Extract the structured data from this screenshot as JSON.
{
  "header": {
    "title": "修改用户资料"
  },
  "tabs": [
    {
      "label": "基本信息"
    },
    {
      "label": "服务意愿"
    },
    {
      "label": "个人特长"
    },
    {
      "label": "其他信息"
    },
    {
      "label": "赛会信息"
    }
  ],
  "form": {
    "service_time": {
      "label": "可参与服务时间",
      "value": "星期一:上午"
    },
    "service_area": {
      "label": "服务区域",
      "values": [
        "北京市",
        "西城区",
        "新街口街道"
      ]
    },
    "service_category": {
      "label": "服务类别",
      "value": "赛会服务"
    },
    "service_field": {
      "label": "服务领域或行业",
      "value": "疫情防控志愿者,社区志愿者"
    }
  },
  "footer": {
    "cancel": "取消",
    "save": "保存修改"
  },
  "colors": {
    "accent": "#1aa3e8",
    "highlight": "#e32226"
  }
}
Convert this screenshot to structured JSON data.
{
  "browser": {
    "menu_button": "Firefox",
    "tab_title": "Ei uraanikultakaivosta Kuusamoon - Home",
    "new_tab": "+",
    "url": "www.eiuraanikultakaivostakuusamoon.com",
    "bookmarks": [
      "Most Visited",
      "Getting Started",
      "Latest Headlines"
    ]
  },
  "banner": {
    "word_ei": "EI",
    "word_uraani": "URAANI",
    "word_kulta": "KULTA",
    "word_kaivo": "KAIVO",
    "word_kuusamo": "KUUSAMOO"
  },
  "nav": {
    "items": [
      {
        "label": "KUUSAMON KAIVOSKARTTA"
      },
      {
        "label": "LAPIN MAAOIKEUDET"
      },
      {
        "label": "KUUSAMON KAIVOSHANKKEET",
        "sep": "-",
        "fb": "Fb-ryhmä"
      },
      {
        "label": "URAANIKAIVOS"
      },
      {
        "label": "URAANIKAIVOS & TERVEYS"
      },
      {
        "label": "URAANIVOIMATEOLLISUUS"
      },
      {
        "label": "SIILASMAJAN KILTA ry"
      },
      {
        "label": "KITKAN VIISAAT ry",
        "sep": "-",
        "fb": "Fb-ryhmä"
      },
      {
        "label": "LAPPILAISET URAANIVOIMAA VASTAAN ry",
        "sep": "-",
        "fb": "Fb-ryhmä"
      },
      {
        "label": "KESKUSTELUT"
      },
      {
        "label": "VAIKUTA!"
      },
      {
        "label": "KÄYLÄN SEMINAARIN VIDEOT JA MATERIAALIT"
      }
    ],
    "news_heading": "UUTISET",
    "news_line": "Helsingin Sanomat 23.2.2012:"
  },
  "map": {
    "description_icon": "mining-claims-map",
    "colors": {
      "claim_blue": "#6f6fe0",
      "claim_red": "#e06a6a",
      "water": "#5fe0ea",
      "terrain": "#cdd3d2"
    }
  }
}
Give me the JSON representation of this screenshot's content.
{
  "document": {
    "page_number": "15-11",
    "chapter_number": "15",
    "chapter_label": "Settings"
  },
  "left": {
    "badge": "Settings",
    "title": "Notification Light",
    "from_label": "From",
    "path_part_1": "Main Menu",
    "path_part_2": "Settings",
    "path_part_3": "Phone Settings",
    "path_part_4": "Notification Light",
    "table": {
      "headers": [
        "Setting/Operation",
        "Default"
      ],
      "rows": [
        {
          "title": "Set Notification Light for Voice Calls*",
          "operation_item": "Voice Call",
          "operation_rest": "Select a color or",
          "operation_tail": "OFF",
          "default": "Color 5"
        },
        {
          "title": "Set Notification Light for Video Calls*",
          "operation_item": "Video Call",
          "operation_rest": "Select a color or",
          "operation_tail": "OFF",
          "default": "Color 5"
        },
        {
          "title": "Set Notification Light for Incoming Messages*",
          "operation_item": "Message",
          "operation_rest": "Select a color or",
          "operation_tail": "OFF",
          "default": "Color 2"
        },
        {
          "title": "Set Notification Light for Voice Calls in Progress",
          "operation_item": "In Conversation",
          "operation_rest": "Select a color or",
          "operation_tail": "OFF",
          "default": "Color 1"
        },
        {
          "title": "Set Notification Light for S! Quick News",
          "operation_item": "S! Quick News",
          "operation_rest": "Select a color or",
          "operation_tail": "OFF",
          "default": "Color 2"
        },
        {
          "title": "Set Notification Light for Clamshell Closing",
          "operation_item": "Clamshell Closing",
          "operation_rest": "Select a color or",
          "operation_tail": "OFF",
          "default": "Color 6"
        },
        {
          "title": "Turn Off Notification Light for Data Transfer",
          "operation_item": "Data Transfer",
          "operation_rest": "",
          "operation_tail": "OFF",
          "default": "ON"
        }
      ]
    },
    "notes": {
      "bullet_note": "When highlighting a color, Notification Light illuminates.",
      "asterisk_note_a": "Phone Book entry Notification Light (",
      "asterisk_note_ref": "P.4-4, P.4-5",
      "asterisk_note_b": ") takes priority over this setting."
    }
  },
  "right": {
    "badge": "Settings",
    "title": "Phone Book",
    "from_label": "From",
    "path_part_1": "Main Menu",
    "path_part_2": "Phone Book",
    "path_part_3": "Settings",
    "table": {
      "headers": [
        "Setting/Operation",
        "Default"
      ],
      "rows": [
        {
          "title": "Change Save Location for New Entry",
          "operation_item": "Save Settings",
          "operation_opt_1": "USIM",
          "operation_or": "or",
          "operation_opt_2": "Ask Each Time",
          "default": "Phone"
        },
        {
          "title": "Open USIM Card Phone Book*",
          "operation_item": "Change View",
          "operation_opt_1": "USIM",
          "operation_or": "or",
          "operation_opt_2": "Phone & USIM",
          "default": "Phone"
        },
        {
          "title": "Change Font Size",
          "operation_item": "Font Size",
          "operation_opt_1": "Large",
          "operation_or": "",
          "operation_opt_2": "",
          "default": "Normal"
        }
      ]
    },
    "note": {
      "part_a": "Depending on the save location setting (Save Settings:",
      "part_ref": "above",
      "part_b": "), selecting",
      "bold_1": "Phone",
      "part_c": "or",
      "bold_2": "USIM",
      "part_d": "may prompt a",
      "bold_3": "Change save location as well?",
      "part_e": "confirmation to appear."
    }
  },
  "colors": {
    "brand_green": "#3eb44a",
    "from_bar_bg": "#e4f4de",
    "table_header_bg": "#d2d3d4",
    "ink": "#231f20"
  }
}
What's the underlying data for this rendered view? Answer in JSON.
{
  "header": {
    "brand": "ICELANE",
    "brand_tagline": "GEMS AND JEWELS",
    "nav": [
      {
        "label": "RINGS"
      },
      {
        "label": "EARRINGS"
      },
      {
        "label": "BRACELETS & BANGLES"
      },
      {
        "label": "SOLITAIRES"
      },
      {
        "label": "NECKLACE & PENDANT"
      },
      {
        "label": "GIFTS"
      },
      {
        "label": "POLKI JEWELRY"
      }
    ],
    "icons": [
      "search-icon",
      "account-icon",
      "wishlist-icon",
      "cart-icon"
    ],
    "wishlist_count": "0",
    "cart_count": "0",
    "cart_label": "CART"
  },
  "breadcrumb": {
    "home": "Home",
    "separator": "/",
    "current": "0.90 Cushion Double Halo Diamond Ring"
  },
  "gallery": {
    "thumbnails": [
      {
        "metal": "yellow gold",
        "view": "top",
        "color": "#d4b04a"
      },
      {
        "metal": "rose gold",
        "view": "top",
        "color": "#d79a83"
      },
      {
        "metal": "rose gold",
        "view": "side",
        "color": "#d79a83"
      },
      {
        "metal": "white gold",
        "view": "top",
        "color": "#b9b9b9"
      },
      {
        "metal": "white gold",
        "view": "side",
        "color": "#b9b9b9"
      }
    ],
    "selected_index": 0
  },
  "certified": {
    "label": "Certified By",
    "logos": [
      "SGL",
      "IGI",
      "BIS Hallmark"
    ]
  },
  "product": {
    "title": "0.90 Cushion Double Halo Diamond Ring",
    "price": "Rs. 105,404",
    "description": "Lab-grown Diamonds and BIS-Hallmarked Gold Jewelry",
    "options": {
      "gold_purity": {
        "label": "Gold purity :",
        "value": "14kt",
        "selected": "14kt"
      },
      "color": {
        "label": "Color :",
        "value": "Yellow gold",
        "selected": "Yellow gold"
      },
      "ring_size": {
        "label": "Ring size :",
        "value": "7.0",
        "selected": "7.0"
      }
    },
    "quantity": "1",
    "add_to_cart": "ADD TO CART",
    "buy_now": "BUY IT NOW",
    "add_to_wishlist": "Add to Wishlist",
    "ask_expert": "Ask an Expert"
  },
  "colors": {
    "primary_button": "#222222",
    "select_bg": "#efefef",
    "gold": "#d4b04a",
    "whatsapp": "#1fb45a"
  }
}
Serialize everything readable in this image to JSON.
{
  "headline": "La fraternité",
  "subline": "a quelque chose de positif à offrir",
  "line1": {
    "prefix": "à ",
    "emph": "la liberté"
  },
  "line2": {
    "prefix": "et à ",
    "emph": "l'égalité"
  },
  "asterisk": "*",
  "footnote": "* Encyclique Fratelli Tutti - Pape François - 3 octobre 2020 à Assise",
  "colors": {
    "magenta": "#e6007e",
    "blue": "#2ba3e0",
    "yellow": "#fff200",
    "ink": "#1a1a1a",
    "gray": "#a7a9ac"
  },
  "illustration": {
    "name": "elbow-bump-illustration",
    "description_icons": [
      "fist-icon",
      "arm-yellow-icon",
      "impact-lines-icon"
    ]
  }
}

→ **TASK**: Starting from the line containing "Serialize everything readable" and ending with the final line of the data, reproduce each line exactly as it appears, including no other lines.

→ **ANSWER TO THIS TASK**:
Serialize everything readable in this image to JSON.
{
  "headline": "La fraternité",
  "subline": "a quelque chose de positif à offrir",
  "line1": {
    "prefix": "à ",
    "emph": "la liberté"
  },
  "line2": {
    "prefix": "et à ",
    "emph": "l'égalité"
  },
  "asterisk": "*",
  "footnote": "* Encyclique Fratelli Tutti - Pape François - 3 octobre 2020 à Assise",
  "colors": {
    "magenta": "#e6007e",
    "blue": "#2ba3e0",
    "yellow": "#fff200",
    "ink": "#1a1a1a",
    "gray": "#a7a9ac"
  },
  "illustration": {
    "name": "elbow-bump-illustration",
    "description_icons": [
      "fist-icon",
      "arm-yellow-icon",
      "impact-lines-icon"
    ]
  }
}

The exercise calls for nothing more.